:: DATA SHOWN ::
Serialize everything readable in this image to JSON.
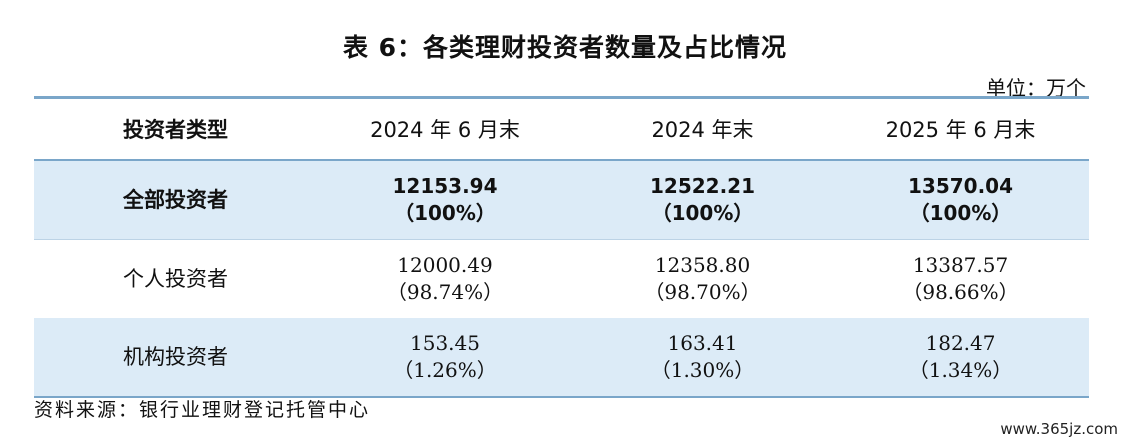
{
  "title": "表 6：各类理财投资者数量及占比情况",
  "unit": "单位：万个",
  "columns": [
    "投资者类型",
    "2024 年 6 月末",
    "2024 年末",
    "2025 年 6 月末"
  ],
  "rows": [
    {
      "label": "全部投资者",
      "cells": [
        {
          "value": "12153.94",
          "pct": "（100%）"
        },
        {
          "value": "12522.21",
          "pct": "（100%）"
        },
        {
          "value": "13570.04",
          "pct": "（100%）"
        }
      ]
    },
    {
      "label": "个人投资者",
      "cells": [
        {
          "value": "12000.49",
          "pct": "（98.74%）"
        },
        {
          "value": "12358.80",
          "pct": "（98.70%）"
        },
        {
          "value": "13387.57",
          "pct": "（98.66%）"
        }
      ]
    },
    {
      "label": "机构投资者",
      "cells": [
        {
          "value": "153.45",
          "pct": "（1.26%）"
        },
        {
          "value": "163.41",
          "pct": "（1.30%）"
        },
        {
          "value": "182.47",
          "pct": "（1.34%）"
        }
      ]
    }
  ],
  "source": "资料来源：银行业理财登记托管中心",
  "watermark": "www.365jz.com"
}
:::
Check every line of the data above for the string "value", and copy those that have it.

          "value": "12153.94",
          "value": "12522.21",
          "value": "13570.04",
          "value": "12000.49",
          "value": "12358.80",
          "value": "13387.57",
          "value": "153.45",
          "value": "163.41",
          "value": "182.47",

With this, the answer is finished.